[start Supplied data]

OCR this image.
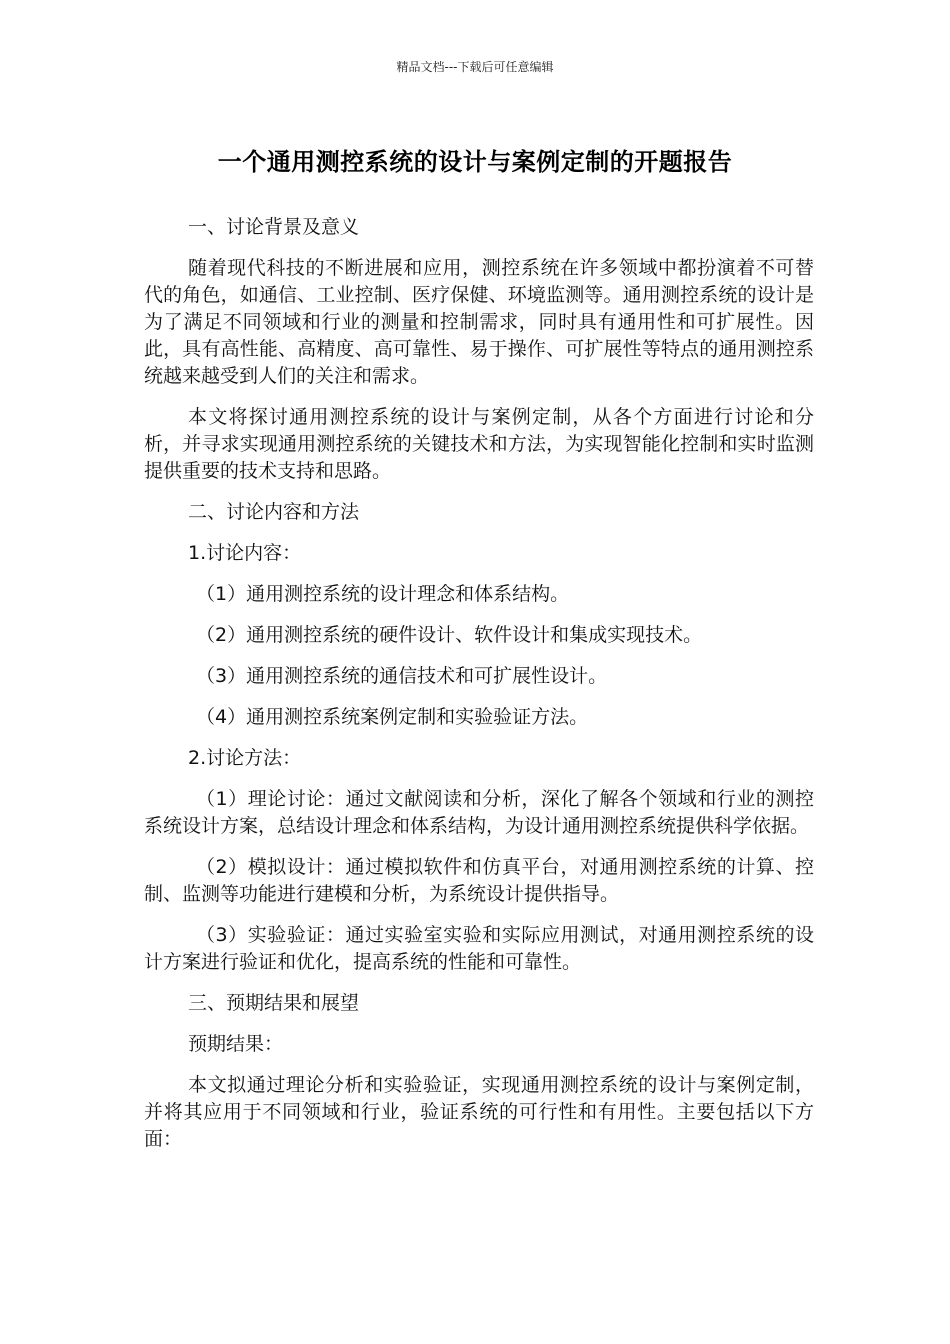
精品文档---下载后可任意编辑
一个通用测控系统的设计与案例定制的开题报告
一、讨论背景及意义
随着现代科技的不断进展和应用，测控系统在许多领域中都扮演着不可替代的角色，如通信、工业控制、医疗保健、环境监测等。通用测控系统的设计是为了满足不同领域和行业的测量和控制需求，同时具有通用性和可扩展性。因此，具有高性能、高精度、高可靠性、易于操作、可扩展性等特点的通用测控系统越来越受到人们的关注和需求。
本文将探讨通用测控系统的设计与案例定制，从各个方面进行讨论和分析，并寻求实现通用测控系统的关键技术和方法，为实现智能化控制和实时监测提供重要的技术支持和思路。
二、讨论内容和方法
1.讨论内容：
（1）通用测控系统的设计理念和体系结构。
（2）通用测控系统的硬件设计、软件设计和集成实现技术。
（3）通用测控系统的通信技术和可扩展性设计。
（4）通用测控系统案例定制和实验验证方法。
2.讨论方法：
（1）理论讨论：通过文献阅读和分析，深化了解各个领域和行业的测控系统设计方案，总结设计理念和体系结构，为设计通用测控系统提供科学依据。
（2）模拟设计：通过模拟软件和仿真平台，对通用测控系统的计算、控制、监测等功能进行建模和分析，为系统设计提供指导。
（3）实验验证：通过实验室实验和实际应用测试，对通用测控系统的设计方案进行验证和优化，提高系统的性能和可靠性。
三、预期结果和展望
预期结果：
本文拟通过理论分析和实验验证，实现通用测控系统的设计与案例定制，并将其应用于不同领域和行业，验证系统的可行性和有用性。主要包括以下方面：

[end Supplied data]

### Task brief
Reproduce the material in full, word for word, and omit the pictures.

### Task result
OCR this image.
精品文档---下载后可任意编辑
一个通用测控系统的设计与案例定制的开题报告
一、讨论背景及意义
随着现代科技的不断进展和应用，测控系统在许多领域中都扮演着不可替代的角色，如通信、工业控制、医疗保健、环境监测等。通用测控系统的设计是为了满足不同领域和行业的测量和控制需求，同时具有通用性和可扩展性。因此，具有高性能、高精度、高可靠性、易于操作、可扩展性等特点的通用测控系统越来越受到人们的关注和需求。
本文将探讨通用测控系统的设计与案例定制，从各个方面进行讨论和分析，并寻求实现通用测控系统的关键技术和方法，为实现智能化控制和实时监测提供重要的技术支持和思路。
二、讨论内容和方法
1.讨论内容：
（1）通用测控系统的设计理念和体系结构。
（2）通用测控系统的硬件设计、软件设计和集成实现技术。
（3）通用测控系统的通信技术和可扩展性设计。
（4）通用测控系统案例定制和实验验证方法。
2.讨论方法：
（1）理论讨论：通过文献阅读和分析，深化了解各个领域和行业的测控系统设计方案，总结设计理念和体系结构，为设计通用测控系统提供科学依据。
（2）模拟设计：通过模拟软件和仿真平台，对通用测控系统的计算、控制、监测等功能进行建模和分析，为系统设计提供指导。
（3）实验验证：通过实验室实验和实际应用测试，对通用测控系统的设计方案进行验证和优化，提高系统的性能和可靠性。
三、预期结果和展望
预期结果：
本文拟通过理论分析和实验验证，实现通用测控系统的设计与案例定制，并将其应用于不同领域和行业，验证系统的可行性和有用性。主要包括以下方面：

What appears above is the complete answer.